• Data lines:
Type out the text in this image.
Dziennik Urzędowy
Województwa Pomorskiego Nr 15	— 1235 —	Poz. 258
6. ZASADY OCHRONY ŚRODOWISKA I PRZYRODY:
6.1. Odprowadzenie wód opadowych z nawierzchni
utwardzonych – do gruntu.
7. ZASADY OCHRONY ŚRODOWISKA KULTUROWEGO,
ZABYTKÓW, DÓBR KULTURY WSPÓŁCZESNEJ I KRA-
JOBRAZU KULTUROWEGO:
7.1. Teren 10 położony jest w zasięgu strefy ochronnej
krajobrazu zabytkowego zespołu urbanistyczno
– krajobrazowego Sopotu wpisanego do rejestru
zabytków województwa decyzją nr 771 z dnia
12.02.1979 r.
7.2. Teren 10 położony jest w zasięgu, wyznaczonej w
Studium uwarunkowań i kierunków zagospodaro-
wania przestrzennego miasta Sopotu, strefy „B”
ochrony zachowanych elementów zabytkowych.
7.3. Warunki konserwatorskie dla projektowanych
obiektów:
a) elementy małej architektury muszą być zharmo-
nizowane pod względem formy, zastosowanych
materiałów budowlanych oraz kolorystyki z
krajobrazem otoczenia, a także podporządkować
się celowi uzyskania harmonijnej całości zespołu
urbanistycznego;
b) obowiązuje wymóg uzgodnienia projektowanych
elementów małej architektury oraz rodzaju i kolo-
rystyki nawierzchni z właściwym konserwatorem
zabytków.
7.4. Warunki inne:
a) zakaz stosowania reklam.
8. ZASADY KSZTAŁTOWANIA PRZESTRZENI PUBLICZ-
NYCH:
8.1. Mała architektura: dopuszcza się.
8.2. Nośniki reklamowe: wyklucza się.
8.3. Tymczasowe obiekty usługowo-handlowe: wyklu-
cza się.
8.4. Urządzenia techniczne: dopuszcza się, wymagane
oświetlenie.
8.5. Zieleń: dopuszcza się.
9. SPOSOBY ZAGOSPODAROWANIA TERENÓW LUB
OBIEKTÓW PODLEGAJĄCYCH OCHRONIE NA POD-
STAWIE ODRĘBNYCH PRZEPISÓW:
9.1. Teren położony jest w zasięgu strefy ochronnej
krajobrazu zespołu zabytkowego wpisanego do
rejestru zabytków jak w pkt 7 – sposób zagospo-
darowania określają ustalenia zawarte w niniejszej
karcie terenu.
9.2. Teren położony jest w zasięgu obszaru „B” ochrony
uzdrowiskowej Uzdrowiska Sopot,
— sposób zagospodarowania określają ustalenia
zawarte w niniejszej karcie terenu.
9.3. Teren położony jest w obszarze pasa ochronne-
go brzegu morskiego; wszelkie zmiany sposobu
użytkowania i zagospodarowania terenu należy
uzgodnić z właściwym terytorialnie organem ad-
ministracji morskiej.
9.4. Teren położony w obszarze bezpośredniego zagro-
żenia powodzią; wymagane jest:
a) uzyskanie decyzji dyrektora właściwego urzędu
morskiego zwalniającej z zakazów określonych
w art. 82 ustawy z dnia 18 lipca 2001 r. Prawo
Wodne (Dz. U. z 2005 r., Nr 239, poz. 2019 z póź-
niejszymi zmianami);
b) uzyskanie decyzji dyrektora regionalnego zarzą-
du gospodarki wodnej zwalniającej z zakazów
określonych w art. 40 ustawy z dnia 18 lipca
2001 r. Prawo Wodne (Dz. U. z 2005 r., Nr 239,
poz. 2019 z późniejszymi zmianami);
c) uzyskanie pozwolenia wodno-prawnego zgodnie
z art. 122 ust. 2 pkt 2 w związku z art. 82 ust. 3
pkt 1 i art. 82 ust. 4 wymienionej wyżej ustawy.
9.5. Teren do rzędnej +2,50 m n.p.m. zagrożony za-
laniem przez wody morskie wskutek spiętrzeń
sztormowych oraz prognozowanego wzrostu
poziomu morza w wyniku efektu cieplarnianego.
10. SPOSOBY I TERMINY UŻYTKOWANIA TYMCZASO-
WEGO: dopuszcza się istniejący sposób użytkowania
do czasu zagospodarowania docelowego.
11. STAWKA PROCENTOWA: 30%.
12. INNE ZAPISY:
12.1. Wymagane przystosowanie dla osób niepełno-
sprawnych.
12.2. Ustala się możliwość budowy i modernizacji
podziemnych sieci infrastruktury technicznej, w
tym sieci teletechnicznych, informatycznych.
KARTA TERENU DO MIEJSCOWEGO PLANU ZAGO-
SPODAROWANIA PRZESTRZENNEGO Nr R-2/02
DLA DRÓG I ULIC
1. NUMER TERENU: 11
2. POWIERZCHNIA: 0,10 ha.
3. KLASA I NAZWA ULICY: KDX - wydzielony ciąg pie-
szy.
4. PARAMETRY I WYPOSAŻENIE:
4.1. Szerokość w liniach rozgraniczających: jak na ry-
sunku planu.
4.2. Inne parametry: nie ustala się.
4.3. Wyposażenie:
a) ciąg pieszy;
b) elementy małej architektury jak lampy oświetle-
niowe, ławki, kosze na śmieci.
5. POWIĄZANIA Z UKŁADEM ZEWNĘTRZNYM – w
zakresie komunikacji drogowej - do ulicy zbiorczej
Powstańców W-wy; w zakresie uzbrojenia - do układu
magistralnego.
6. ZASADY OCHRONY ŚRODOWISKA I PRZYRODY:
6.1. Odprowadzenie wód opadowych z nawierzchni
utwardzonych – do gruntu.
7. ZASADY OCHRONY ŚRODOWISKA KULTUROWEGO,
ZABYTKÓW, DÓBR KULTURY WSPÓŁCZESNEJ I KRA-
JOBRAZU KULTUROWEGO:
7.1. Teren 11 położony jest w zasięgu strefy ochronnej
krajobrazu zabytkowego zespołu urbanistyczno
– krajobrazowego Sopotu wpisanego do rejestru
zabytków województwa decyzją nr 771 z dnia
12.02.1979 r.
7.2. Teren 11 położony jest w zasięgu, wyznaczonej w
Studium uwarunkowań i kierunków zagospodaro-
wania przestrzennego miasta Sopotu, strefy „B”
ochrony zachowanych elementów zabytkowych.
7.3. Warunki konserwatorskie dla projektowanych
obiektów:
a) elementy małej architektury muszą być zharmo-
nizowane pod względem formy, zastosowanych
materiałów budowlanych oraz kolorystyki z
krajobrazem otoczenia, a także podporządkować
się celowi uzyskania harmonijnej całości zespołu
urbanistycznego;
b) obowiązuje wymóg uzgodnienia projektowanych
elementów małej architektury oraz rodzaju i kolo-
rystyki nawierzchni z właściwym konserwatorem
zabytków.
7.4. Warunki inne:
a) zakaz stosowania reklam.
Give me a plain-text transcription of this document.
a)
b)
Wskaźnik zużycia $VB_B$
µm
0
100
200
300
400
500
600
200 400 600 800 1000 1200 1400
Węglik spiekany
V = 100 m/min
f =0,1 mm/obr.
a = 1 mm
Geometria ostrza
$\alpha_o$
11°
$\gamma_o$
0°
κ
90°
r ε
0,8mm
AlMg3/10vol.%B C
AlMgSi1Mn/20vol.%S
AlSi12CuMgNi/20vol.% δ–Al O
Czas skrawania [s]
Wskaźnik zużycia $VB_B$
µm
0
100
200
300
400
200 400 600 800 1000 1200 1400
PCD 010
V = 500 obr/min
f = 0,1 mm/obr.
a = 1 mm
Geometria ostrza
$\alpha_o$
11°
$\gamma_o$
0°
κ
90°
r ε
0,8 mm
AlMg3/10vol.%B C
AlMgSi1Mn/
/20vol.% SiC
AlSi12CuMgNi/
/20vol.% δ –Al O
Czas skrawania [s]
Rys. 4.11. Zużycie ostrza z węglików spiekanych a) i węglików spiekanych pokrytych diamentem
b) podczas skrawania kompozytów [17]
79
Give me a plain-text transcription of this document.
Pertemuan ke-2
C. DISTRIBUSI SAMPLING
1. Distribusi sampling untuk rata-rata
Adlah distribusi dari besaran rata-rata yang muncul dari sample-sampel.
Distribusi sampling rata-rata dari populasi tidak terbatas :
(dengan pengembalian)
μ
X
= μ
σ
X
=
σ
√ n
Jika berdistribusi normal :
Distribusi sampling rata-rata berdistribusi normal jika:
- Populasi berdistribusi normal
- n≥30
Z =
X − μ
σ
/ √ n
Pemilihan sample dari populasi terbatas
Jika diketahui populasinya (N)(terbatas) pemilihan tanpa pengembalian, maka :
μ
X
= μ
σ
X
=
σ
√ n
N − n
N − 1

• Exercise instructions:
Which lines contain "ustawy"? Copy each of them.

• Reply:
w art. 82 ustawy z dnia 18 lipca 2001 r. Prawo
określonych w art. 40 ustawy z dnia 18 lipca
pkt 1 i art. 82 ust. 4 wymienionej wyżej ustawy.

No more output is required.